"""
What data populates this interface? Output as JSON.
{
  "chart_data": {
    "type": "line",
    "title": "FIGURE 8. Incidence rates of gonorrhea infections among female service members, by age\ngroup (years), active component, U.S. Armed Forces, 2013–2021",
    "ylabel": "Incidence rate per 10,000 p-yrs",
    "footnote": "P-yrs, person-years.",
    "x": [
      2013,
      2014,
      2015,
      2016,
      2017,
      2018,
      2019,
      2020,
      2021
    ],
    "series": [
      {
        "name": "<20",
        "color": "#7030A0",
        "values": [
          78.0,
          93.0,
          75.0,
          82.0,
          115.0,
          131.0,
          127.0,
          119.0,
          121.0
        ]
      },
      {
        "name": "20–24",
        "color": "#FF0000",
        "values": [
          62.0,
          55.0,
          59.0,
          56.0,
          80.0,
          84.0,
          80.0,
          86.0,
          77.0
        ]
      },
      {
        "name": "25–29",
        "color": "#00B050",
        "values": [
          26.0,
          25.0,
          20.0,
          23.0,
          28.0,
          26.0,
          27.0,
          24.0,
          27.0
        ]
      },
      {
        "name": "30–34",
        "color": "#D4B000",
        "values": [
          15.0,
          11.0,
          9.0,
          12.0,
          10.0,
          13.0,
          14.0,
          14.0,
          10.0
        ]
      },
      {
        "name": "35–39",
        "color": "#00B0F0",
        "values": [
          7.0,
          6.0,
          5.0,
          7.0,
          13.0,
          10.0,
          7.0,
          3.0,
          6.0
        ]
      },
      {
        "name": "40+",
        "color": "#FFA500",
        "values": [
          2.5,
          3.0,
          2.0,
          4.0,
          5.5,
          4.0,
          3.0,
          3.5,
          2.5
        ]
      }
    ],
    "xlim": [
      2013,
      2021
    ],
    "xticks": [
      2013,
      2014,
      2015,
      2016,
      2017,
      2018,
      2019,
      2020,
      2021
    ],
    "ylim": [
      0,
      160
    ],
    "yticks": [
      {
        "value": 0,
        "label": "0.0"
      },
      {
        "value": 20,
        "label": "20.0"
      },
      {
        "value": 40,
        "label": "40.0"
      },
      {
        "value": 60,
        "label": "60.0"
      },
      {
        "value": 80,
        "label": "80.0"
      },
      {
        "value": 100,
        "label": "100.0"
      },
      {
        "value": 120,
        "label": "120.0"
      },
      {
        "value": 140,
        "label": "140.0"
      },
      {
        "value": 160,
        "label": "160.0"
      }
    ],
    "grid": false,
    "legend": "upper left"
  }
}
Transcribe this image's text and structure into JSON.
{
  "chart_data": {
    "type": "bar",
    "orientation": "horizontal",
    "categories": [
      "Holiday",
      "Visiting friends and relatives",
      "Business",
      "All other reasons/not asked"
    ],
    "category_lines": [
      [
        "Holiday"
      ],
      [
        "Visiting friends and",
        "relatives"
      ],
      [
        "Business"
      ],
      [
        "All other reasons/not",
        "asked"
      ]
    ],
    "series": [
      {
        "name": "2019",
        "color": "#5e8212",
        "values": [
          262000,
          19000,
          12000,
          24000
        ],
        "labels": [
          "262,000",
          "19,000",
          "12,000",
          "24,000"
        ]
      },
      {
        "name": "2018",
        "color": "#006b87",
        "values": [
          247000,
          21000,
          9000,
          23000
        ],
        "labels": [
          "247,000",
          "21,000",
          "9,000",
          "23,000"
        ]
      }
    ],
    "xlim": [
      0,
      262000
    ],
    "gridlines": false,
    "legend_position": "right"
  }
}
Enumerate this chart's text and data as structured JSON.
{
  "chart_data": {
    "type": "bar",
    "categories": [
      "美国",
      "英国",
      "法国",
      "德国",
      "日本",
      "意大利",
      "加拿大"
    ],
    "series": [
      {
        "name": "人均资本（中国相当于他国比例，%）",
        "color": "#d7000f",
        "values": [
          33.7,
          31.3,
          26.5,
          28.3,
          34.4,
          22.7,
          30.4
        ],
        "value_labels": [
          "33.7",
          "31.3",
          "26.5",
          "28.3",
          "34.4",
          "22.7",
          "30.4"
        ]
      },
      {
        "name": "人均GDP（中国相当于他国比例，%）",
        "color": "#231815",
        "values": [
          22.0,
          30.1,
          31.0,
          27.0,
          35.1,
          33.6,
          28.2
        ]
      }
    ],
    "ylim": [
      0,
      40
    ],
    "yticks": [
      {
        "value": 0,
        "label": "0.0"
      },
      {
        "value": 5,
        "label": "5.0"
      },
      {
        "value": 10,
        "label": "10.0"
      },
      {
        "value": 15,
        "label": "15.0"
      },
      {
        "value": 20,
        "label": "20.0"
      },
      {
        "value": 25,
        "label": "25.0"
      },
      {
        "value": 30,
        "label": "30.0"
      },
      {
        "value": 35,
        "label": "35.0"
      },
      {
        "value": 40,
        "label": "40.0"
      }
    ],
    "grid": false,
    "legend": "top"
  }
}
"""
## What you should do
In the entries above, identify every line with the string "years".

## Response to this task
    "title": "FIGURE 8. Incidence rates of gonorrhea infections among female service members, by age\ngroup (years), active component, U.S. Armed Forces, 2013–2021",
    "footnote": "P-yrs, person-years.",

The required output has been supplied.